- _Short exercise_
Every line below must be reproduced exactly. Copy them all.

════

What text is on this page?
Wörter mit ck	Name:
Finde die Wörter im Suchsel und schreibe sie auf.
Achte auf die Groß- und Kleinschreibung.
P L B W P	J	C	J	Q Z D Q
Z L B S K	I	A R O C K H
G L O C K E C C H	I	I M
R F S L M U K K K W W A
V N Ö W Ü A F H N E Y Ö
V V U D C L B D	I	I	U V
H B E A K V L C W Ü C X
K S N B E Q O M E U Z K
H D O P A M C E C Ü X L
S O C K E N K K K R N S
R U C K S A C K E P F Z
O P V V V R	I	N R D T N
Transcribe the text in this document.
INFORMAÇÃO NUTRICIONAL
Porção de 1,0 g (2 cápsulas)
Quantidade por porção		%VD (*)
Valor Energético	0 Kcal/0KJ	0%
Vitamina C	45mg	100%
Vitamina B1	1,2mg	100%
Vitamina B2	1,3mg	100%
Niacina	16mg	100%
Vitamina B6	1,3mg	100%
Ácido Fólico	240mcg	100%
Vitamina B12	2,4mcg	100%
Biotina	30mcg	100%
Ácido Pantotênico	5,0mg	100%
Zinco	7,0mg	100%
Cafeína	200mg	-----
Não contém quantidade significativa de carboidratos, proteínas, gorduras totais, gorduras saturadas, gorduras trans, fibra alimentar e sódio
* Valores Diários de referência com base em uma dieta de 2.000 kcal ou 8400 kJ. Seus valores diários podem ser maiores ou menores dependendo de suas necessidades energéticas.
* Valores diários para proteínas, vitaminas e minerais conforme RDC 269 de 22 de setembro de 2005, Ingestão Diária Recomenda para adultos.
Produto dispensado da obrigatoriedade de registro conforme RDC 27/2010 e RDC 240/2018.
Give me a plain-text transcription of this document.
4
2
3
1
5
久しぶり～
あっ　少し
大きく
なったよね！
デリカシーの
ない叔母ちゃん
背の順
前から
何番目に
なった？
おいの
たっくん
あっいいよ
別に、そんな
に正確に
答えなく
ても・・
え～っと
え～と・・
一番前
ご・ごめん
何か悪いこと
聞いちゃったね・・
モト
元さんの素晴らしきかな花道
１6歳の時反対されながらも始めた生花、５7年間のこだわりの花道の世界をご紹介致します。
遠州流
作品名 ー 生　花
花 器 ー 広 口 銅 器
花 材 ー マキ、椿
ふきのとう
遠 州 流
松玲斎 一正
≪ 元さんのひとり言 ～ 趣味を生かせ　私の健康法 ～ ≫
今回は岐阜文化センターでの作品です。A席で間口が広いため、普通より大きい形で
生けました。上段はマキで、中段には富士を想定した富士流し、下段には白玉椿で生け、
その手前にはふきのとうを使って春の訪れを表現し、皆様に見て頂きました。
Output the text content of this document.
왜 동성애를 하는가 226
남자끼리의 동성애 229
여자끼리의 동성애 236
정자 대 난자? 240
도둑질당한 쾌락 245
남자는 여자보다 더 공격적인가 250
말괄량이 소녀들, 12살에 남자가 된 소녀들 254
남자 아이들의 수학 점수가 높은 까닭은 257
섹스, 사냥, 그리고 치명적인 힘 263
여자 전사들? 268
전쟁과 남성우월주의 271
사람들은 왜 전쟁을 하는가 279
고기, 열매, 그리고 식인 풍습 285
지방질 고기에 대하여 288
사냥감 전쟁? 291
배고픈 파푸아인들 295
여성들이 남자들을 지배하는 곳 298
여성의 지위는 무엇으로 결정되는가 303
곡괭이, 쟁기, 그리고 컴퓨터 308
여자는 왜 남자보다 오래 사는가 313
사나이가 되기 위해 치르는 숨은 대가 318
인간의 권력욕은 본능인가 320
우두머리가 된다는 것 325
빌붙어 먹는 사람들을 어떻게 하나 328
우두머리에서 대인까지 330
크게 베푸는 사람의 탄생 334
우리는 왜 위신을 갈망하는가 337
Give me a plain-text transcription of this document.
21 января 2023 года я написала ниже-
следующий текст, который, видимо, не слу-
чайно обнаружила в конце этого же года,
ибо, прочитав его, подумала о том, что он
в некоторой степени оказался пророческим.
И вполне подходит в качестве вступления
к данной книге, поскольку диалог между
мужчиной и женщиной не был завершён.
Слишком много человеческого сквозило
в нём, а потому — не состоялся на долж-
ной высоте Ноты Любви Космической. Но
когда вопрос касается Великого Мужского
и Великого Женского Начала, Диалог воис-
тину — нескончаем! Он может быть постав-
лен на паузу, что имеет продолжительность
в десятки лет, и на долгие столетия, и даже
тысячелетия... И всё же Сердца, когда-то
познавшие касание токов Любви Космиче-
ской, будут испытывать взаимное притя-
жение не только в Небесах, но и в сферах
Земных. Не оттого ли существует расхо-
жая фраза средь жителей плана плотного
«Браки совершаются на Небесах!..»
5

════

- _The result_
What text is on this page?
Wörter mit ck	Name:
Finde die Wörter im Suchsel und schreibe sie auf.
Achte auf die Groß- und Kleinschreibung.
P L B W P	J	C	J	Q Z D Q
Z L B S K	I	A R O C K H
G L O C K E C C H	I	I M
R F S L M U K K K W W A
V N Ö W Ü A F H N E Y Ö
V V U D C L B D	I	I	U V
H B E A K V L C W Ü C X
K S N B E Q O M E U Z K
H D O P A M C E C Ü X L
S O C K E N K K K R N S
R U C K S A C K E P F Z
O P V V V R	I	N R D T N
Transcribe the text in this document.
INFORMAÇÃO NUTRICIONAL
Porção de 1,0 g (2 cápsulas)
Quantidade por porção		%VD (*)
Valor Energético	0 Kcal/0KJ	0%
Vitamina C	45mg	100%
Vitamina B1	1,2mg	100%
Vitamina B2	1,3mg	100%
Niacina	16mg	100%
Vitamina B6	1,3mg	100%
Ácido Fólico	240mcg	100%
Vitamina B12	2,4mcg	100%
Biotina	30mcg	100%
Ácido Pantotênico	5,0mg	100%
Zinco	7,0mg	100%
Cafeína	200mg	-----
Não contém quantidade significativa de carboidratos, proteínas, gorduras totais, gorduras saturadas, gorduras trans, fibra alimentar e sódio
* Valores Diários de referência com base em uma dieta de 2.000 kcal ou 8400 kJ. Seus valores diários podem ser maiores ou menores dependendo de suas necessidades energéticas.
* Valores diários para proteínas, vitaminas e minerais conforme RDC 269 de 22 de setembro de 2005, Ingestão Diária Recomenda para adultos.
Produto dispensado da obrigatoriedade de registro conforme RDC 27/2010 e RDC 240/2018.
Give me a plain-text transcription of this document.
4
2
3
1
5
久しぶり～
あっ　少し
大きく
なったよね！
デリカシーの
ない叔母ちゃん
背の順
前から
何番目に
なった？
おいの
たっくん
あっいいよ
別に、そんな
に正確に
答えなく
ても・・
え～っと
え～と・・
一番前
ご・ごめん
何か悪いこと
聞いちゃったね・・
モト
元さんの素晴らしきかな花道
１6歳の時反対されながらも始めた生花、５7年間のこだわりの花道の世界をご紹介致します。
遠州流
作品名 ー 生　花
花 器 ー 広 口 銅 器
花 材 ー マキ、椿
ふきのとう
遠 州 流
松玲斎 一正
≪ 元さんのひとり言 ～ 趣味を生かせ　私の健康法 ～ ≫
今回は岐阜文化センターでの作品です。A席で間口が広いため、普通より大きい形で
生けました。上段はマキで、中段には富士を想定した富士流し、下段には白玉椿で生け、
その手前にはふきのとうを使って春の訪れを表現し、皆様に見て頂きました。
Output the text content of this document.
왜 동성애를 하는가 226
남자끼리의 동성애 229
여자끼리의 동성애 236
정자 대 난자? 240
도둑질당한 쾌락 245
남자는 여자보다 더 공격적인가 250
말괄량이 소녀들, 12살에 남자가 된 소녀들 254
남자 아이들의 수학 점수가 높은 까닭은 257
섹스, 사냥, 그리고 치명적인 힘 263
여자 전사들? 268
전쟁과 남성우월주의 271
사람들은 왜 전쟁을 하는가 279
고기, 열매, 그리고 식인 풍습 285
지방질 고기에 대하여 288
사냥감 전쟁? 291
배고픈 파푸아인들 295
여성들이 남자들을 지배하는 곳 298
여성의 지위는 무엇으로 결정되는가 303
곡괭이, 쟁기, 그리고 컴퓨터 308
여자는 왜 남자보다 오래 사는가 313
사나이가 되기 위해 치르는 숨은 대가 318
인간의 권력욕은 본능인가 320
우두머리가 된다는 것 325
빌붙어 먹는 사람들을 어떻게 하나 328
우두머리에서 대인까지 330
크게 베푸는 사람의 탄생 334
우리는 왜 위신을 갈망하는가 337
Give me a plain-text transcription of this document.
21 января 2023 года я написала ниже-
следующий текст, который, видимо, не слу-
чайно обнаружила в конце этого же года,
ибо, прочитав его, подумала о том, что он
в некоторой степени оказался пророческим.
И вполне подходит в качестве вступления
к данной книге, поскольку диалог между
мужчиной и женщиной не был завершён.
Слишком много человеческого сквозило
в нём, а потому — не состоялся на долж-
ной высоте Ноты Любви Космической. Но
когда вопрос касается Великого Мужского
и Великого Женского Начала, Диалог воис-
тину — нескончаем! Он может быть постав-
лен на паузу, что имеет продолжительность
в десятки лет, и на долгие столетия, и даже
тысячелетия... И всё же Сердца, когда-то
познавшие касание токов Любви Космиче-
ской, будут испытывать взаимное притя-
жение не только в Небесах, но и в сферах
Земных. Не оттого ли существует расхо-
жая фраза средь жителей плана плотного
«Браки совершаются на Небесах!..»
5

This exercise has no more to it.